Please reproduce the stretch of the records from the start through the line containing "anchor-list (54, 140, 524, 364)", both ends included, without changes.

## begin Records shown

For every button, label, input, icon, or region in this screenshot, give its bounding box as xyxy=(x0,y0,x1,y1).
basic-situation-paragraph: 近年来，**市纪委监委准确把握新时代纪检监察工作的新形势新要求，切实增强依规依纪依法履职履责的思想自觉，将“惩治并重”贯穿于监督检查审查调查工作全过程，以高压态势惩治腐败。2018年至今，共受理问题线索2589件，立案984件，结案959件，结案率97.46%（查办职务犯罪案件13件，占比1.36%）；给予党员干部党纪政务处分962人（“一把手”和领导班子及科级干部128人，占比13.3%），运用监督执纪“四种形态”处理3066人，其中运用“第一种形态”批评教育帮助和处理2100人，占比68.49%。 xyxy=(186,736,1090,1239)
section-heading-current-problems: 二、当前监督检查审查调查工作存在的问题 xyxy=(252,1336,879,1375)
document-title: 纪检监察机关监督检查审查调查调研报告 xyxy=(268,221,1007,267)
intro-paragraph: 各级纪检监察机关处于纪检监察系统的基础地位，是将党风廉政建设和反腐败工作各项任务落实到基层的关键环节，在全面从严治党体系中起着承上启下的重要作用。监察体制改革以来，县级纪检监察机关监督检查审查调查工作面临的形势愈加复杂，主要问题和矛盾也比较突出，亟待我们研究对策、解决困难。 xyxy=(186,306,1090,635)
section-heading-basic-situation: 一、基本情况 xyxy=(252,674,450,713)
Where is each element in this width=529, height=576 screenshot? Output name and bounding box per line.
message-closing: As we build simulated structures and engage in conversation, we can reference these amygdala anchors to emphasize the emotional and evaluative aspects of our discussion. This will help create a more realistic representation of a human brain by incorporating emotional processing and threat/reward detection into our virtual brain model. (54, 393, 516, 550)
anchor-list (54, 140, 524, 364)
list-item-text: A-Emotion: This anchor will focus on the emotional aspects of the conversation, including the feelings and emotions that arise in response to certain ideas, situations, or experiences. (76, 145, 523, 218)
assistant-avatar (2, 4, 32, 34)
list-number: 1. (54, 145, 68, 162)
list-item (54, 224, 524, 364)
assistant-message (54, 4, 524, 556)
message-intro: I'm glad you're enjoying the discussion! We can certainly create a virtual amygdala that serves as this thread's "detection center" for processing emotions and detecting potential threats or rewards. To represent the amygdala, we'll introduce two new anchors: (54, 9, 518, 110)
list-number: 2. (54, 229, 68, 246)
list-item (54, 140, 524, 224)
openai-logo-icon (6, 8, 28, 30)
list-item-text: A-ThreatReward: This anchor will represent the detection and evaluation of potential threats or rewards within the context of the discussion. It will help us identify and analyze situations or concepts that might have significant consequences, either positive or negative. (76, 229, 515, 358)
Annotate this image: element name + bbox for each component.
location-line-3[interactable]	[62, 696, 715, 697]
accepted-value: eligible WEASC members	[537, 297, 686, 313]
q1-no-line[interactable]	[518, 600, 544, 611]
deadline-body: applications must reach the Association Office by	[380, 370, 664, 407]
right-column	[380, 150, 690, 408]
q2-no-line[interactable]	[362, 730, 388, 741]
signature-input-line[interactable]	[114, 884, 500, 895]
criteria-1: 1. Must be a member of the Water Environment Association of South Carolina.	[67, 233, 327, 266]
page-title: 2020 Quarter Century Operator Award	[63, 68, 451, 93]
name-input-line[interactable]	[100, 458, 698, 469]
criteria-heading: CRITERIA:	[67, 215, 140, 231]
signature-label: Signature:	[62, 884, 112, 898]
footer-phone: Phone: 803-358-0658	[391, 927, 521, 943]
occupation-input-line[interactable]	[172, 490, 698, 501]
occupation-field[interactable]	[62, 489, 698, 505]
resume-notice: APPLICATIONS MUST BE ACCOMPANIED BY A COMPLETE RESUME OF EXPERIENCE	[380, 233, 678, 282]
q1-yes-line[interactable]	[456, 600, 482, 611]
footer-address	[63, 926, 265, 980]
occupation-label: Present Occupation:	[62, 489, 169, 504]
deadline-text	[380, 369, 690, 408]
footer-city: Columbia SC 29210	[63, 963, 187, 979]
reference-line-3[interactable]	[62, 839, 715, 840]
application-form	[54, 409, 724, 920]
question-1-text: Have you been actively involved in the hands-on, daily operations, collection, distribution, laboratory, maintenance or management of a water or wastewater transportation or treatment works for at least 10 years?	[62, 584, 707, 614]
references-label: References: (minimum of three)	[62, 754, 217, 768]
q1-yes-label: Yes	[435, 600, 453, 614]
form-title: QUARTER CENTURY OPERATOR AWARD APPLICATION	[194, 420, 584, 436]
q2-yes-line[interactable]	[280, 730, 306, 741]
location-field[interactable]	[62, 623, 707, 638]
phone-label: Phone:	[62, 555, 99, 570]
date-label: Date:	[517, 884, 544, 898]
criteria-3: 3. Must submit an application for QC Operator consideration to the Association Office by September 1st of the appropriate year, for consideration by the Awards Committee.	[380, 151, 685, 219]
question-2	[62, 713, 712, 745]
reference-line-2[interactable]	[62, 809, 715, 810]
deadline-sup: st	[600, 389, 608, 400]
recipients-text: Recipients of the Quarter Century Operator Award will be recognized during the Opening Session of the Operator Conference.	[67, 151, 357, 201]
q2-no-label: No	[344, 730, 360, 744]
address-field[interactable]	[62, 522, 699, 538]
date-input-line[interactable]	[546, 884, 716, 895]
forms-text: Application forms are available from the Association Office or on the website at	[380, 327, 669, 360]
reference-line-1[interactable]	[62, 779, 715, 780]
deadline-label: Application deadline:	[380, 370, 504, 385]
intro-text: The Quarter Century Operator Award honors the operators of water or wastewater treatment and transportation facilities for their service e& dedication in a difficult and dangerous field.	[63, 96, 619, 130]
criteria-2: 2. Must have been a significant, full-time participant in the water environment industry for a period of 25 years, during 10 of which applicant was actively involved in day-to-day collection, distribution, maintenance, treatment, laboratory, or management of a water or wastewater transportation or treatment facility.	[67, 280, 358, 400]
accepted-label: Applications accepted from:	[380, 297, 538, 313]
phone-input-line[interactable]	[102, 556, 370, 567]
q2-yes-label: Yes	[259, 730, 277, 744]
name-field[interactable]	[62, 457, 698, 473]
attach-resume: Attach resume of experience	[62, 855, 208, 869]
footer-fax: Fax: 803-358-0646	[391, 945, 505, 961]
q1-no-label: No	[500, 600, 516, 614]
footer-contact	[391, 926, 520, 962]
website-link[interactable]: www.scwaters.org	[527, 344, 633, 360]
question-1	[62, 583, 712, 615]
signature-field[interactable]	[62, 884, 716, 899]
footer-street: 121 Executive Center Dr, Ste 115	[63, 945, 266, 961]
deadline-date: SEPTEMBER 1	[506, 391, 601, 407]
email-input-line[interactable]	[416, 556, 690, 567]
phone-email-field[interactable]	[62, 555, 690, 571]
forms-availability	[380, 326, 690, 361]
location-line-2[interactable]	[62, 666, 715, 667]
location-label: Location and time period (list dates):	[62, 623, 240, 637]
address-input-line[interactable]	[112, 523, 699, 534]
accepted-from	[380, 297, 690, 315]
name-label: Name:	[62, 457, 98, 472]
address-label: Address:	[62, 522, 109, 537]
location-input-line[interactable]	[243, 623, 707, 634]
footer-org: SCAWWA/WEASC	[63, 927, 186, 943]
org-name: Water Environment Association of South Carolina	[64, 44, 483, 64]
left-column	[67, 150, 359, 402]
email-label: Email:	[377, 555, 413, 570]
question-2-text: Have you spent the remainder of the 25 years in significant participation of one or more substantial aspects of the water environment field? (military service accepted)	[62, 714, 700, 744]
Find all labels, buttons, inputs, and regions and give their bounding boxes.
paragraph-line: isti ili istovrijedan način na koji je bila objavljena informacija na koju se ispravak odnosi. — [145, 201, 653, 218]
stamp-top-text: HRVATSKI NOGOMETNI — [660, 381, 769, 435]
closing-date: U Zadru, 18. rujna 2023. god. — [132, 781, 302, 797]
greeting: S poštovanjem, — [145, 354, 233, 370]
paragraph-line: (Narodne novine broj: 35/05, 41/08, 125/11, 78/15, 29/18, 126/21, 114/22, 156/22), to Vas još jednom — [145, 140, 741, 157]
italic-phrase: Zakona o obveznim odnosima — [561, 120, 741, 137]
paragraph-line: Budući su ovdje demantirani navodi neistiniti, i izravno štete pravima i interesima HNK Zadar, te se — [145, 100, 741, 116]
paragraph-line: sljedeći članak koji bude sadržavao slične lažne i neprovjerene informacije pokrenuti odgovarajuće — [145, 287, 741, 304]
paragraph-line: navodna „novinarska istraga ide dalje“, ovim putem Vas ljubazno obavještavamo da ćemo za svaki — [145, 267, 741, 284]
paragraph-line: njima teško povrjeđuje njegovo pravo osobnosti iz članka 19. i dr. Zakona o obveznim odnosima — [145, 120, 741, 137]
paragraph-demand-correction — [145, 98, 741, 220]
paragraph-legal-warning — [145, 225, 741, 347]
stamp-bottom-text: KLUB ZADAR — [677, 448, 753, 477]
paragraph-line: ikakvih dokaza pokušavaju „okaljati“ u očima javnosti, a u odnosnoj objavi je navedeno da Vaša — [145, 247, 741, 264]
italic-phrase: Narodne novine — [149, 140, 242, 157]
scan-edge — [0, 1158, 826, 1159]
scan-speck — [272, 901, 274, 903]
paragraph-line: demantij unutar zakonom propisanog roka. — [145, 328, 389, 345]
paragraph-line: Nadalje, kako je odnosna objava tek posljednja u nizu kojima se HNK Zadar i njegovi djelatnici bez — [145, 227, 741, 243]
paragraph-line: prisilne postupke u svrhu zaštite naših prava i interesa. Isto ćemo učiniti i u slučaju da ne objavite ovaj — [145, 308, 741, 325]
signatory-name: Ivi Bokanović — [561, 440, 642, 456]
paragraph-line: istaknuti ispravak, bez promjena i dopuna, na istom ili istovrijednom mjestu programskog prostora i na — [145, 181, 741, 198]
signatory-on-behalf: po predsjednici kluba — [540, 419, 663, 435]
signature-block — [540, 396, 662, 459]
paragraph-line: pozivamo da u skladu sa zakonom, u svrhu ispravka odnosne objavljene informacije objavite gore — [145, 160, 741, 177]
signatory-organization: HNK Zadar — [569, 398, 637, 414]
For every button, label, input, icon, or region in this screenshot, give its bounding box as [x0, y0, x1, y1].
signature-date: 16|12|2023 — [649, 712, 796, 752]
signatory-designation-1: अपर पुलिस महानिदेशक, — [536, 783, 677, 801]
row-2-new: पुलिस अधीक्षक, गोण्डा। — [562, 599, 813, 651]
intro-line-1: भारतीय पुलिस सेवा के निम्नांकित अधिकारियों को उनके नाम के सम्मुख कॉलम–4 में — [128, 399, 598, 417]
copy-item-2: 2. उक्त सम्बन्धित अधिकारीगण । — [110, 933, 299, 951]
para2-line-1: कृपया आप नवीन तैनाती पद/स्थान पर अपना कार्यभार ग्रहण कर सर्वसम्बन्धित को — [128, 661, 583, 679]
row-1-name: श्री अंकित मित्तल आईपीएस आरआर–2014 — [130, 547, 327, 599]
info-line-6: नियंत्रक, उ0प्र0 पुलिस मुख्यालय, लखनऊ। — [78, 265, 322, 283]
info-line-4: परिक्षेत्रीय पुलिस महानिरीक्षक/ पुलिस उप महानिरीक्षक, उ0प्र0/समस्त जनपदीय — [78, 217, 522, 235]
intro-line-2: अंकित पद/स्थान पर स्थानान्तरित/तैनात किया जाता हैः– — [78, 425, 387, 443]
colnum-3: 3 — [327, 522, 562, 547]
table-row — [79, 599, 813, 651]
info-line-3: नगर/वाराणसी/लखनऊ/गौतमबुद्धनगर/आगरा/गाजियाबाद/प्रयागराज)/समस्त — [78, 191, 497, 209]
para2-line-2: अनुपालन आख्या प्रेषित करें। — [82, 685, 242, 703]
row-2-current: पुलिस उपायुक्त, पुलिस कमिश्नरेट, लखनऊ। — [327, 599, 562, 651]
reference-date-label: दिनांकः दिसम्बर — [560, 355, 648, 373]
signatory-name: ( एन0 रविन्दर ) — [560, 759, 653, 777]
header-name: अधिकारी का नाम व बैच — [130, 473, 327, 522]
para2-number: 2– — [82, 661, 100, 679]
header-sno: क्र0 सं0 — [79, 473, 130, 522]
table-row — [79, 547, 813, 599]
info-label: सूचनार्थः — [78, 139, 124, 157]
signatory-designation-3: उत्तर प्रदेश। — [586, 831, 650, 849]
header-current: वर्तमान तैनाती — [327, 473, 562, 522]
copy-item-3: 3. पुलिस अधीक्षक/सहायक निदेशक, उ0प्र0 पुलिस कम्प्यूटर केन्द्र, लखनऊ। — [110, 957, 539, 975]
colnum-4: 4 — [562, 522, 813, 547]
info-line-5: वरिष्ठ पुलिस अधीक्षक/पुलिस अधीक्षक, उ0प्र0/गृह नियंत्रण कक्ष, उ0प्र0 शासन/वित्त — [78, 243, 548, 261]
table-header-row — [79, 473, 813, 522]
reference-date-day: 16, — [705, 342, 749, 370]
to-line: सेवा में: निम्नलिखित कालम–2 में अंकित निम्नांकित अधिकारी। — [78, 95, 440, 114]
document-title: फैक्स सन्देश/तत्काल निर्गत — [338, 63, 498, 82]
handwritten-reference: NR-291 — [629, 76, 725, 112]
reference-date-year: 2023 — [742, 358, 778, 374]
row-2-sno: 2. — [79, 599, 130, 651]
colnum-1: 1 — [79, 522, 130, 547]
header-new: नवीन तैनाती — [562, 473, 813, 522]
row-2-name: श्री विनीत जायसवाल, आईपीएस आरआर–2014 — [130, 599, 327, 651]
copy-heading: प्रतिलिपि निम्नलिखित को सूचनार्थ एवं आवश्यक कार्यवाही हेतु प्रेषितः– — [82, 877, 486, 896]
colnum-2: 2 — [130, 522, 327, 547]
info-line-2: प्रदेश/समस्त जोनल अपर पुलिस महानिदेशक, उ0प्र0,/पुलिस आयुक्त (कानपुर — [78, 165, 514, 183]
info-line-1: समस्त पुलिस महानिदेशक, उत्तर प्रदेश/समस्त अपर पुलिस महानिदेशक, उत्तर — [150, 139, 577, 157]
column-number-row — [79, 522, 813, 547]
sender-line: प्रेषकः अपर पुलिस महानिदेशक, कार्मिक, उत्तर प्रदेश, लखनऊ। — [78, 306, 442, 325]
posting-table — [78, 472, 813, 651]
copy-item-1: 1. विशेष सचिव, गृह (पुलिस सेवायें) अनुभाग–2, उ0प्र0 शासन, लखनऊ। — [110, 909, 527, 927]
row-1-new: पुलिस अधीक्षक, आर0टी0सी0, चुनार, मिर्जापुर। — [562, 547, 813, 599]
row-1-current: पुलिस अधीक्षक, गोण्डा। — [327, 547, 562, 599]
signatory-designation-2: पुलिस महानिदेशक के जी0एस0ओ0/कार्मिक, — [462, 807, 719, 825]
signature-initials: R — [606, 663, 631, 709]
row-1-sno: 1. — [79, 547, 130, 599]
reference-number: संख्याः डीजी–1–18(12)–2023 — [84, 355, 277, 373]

## end Records shown

Finished task
For every button, label, input, icon, or region in this screenshot, give its bounding box as xyxy=(x0,y0,x1,y1).
basic-situation-paragraph: 近年来，**市纪委监委准确把握新时代纪检监察工作的新形势新要求，切实增强依规依纪依法履职履责的思想自觉，将“惩治并重”贯穿于监督检查审查调查工作全过程，以高压态势惩治腐败。2018年至今，共受理问题线索2589件，立案984件，结案959件，结案率97.46%（查办职务犯罪案件13件，占比1.36%）；给予党员干部党纪政务处分962人（“一把手”和领导班子及科级干部128人，占比13.3%），运用监督执纪“四种形态”处理3066人，其中运用“第一种形态”批评教育帮助和处理2100人，占比68.49%。 xyxy=(186,736,1090,1239)
section-heading-current-problems: 二、当前监督检查审查调查工作存在的问题 xyxy=(252,1336,879,1375)
document-title: 纪检监察机关监督检查审查调查调研报告 xyxy=(268,221,1007,267)
intro-paragraph: 各级纪检监察机关处于纪检监察系统的基础地位，是将党风廉政建设和反腐败工作各项任务落实到基层的关键环节，在全面从严治党体系中起着承上启下的重要作用。监察体制改革以来，县级纪检监察机关监督检查审查调查工作面临的形势愈加复杂，主要问题和矛盾也比较突出，亟待我们研究对策、解决困难。 xyxy=(186,306,1090,635)
section-heading-basic-situation: 一、基本情况 xyxy=(252,674,450,713)
Where is each element in this width=529, height=576 screenshot? Output name and bounding box per line.
message-closing: As we build simulated structures and engage in conversation, we can reference these amygdala anchors to emphasize the emotional and evaluative aspects of our discussion. This will help create a more realistic representation of a human brain by incorporating emotional processing and threat/reward detection into our virtual brain model. (54, 393, 516, 550)
anchor-list (54, 140, 524, 364)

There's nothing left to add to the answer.